▶ Task details: From the records below, copy every line that contains the word "horizontal".

▶ Records contained in a dataset:

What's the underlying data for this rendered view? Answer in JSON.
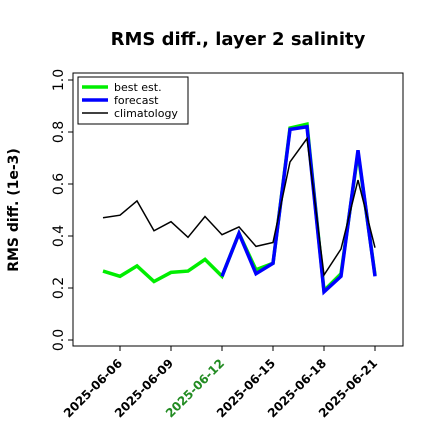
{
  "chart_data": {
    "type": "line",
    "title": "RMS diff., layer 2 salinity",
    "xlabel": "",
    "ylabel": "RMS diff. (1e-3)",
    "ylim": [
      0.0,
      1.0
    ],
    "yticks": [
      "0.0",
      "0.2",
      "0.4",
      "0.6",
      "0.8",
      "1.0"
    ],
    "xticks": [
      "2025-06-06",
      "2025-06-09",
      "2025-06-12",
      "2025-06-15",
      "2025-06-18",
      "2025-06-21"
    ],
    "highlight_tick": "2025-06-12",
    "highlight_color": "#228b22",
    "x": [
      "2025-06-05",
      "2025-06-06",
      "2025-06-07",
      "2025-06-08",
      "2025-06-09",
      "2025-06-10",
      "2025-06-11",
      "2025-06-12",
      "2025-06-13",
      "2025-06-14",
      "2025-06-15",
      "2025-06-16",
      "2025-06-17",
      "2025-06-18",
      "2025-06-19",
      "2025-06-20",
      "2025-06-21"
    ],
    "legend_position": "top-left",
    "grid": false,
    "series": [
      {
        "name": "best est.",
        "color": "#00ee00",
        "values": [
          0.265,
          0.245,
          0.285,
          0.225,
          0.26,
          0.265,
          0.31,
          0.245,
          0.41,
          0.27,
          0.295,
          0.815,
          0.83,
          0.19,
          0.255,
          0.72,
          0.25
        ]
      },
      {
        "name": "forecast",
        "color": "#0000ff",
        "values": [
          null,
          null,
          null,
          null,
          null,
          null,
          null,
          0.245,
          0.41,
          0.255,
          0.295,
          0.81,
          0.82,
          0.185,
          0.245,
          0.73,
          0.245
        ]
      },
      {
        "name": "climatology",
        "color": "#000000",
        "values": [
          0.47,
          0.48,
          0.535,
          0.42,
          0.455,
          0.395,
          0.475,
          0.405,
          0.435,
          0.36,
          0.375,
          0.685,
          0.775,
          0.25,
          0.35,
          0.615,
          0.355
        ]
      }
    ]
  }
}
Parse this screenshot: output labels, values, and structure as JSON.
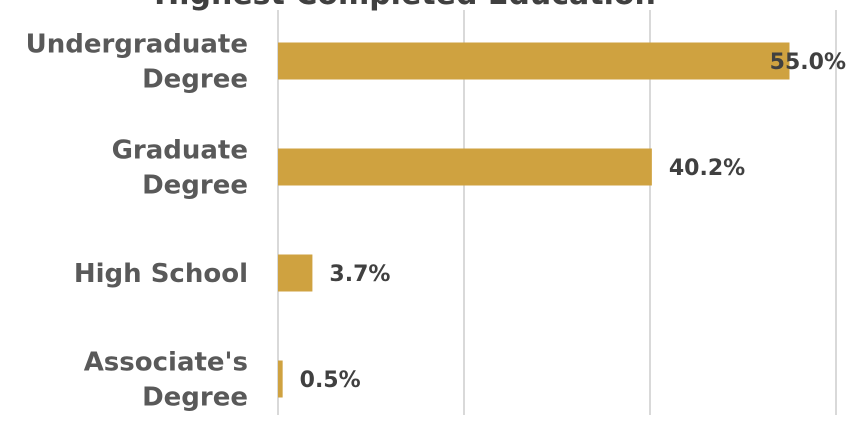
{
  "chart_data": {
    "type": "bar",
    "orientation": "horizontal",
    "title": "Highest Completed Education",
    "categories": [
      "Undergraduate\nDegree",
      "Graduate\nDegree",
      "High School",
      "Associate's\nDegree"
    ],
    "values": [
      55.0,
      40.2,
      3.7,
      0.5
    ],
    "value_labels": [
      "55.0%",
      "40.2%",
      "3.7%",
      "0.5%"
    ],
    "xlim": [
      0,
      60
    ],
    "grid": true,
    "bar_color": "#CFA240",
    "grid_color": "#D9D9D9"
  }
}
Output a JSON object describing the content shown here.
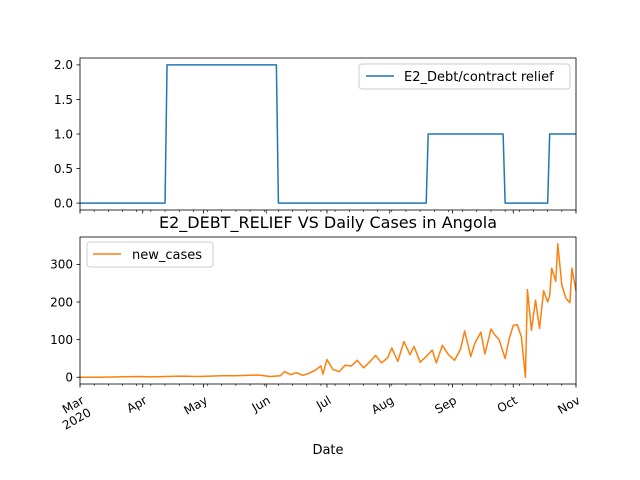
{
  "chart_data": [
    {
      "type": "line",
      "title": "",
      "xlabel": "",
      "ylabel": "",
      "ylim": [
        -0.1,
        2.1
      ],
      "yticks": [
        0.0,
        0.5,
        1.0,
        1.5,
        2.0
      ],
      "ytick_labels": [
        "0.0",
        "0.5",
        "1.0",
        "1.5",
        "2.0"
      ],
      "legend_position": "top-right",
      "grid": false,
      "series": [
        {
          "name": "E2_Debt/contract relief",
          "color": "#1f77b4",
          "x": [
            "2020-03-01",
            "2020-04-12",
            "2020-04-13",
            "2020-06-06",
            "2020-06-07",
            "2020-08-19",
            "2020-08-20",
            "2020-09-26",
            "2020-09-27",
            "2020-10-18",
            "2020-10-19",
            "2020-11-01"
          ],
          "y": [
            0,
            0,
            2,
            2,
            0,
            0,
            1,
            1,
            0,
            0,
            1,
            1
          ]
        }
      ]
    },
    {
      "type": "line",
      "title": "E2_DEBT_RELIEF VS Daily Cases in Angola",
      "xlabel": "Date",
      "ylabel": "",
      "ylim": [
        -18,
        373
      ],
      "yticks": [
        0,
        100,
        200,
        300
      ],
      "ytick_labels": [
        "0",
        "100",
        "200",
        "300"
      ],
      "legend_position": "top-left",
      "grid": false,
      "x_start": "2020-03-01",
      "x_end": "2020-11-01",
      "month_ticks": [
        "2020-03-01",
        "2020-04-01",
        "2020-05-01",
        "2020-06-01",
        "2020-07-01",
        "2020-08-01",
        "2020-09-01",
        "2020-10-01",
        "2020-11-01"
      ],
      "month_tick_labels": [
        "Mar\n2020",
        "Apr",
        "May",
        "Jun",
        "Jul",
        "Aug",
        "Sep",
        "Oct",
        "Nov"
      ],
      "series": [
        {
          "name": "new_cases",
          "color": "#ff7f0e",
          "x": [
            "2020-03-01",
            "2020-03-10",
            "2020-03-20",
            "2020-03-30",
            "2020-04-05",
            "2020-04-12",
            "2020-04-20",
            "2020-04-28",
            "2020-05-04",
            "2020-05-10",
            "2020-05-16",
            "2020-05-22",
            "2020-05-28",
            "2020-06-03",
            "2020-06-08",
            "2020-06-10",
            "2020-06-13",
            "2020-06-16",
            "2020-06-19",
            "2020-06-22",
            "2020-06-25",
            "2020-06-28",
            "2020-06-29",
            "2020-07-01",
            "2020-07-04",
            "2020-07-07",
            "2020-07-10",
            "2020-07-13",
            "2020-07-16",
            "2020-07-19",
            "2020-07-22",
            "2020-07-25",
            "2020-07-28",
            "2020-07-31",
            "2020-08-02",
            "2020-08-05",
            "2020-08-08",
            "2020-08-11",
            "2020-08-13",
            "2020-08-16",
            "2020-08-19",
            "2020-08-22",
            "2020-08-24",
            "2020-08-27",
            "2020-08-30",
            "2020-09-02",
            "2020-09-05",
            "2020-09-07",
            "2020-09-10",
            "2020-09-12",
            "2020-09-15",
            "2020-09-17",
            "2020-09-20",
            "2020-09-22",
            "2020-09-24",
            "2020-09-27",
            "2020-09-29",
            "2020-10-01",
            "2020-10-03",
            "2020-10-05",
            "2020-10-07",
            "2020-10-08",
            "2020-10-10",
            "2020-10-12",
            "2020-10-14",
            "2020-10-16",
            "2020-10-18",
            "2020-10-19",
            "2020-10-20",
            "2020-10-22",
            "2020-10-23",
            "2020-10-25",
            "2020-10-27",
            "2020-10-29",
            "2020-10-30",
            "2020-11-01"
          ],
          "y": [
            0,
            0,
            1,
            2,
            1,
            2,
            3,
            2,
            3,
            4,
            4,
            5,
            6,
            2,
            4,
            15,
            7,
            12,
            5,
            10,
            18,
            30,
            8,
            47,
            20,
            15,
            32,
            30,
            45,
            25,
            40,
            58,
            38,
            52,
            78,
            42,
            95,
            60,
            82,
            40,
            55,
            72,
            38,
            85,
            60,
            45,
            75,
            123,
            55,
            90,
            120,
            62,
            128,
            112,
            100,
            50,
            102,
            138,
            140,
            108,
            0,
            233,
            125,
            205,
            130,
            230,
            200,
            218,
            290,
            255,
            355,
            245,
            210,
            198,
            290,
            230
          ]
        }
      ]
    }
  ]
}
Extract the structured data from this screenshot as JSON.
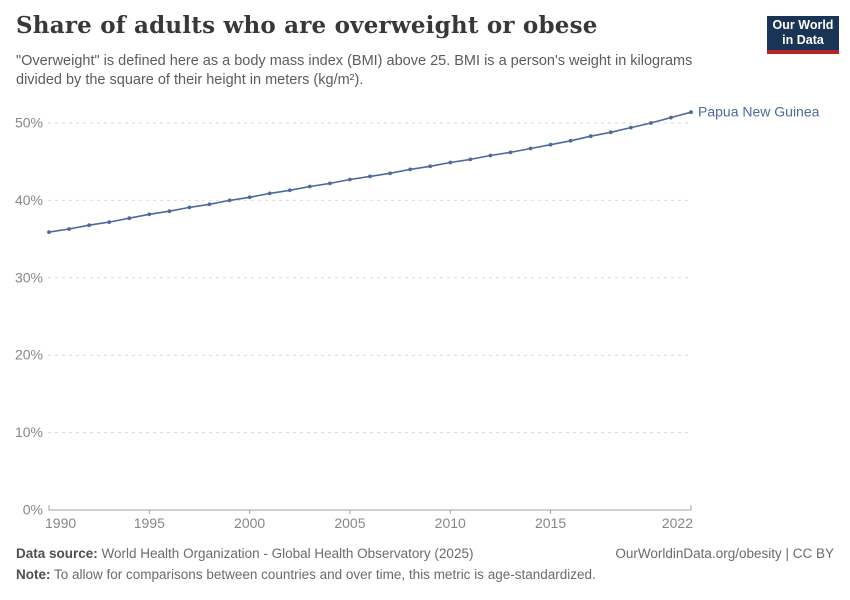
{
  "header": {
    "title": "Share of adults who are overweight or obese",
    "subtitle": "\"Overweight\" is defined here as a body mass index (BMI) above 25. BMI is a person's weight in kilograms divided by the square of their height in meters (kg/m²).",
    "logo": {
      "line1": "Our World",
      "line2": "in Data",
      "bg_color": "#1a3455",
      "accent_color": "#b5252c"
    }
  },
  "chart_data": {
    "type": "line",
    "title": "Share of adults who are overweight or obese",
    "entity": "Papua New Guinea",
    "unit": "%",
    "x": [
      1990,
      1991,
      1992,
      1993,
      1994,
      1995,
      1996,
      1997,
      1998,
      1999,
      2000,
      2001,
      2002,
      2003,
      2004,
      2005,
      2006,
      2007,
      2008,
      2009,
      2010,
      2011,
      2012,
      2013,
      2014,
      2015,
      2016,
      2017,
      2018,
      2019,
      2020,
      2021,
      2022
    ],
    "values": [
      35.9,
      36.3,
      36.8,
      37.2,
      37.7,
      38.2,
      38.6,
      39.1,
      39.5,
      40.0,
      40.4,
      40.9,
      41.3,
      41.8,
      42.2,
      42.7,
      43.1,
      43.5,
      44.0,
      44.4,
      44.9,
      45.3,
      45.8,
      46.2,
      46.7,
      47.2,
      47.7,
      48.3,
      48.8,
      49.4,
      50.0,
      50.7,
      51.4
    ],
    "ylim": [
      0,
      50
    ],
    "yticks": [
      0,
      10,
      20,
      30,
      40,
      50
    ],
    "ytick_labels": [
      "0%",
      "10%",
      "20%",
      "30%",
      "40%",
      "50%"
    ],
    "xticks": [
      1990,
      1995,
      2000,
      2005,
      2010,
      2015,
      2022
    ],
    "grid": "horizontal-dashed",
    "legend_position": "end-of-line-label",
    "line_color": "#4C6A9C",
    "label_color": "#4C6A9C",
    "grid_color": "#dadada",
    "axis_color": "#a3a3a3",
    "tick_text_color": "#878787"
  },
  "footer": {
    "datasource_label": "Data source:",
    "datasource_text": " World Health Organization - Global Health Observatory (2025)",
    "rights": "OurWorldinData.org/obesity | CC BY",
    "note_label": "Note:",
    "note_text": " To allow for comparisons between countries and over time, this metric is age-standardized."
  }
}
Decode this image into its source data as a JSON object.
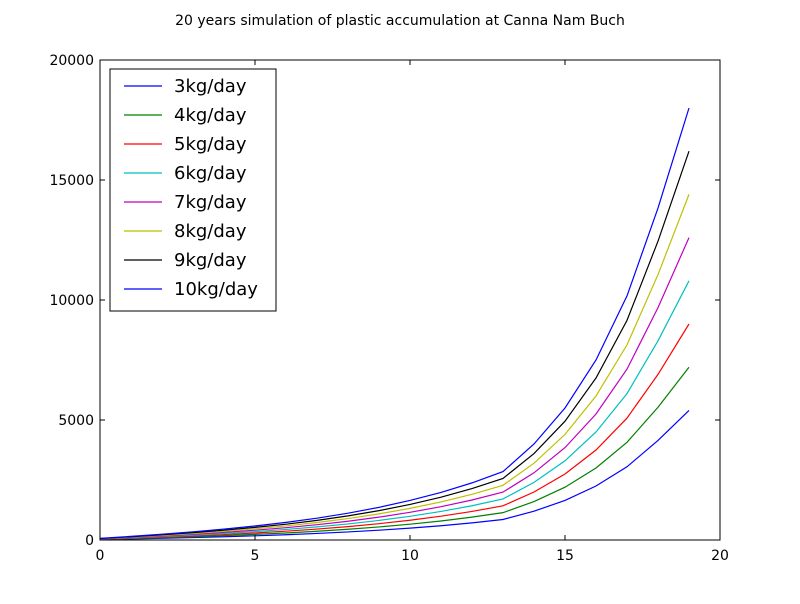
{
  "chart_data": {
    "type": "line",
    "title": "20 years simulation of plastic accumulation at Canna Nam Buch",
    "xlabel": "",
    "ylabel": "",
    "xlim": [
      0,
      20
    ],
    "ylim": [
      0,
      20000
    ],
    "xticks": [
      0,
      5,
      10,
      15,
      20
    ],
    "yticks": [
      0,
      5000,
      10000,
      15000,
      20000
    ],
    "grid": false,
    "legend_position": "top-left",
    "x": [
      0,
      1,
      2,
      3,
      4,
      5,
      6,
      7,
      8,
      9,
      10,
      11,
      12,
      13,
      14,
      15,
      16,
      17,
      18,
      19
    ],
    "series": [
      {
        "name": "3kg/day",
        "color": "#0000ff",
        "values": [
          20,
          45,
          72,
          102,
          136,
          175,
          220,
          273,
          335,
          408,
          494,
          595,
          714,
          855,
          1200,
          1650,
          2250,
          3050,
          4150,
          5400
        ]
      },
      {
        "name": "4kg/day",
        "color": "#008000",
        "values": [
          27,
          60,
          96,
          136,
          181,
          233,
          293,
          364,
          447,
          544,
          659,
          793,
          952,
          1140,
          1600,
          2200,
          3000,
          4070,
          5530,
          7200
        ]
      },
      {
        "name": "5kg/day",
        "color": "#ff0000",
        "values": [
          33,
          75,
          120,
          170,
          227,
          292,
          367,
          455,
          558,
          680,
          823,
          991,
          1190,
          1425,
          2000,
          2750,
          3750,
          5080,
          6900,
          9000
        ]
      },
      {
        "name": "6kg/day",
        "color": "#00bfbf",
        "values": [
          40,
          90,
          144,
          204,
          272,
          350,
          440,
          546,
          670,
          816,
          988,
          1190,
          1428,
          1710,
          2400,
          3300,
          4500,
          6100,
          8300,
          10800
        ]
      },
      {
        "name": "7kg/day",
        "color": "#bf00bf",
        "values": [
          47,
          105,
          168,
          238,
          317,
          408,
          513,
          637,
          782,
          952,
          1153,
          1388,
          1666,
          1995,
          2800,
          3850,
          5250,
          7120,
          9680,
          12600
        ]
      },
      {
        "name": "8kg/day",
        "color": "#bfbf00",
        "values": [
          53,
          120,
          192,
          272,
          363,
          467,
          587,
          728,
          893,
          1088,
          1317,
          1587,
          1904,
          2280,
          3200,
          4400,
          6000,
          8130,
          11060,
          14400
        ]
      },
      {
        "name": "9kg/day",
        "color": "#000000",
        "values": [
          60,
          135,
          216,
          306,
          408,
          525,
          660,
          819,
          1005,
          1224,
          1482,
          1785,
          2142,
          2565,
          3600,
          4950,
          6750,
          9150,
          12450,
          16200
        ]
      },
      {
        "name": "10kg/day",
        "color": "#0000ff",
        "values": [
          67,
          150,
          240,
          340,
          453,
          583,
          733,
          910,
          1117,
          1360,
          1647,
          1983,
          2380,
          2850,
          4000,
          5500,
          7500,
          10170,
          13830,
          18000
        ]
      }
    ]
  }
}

▶ Response to the exercise:
    "orientation": "horizontal",
    "grid": "horizontal-dashed",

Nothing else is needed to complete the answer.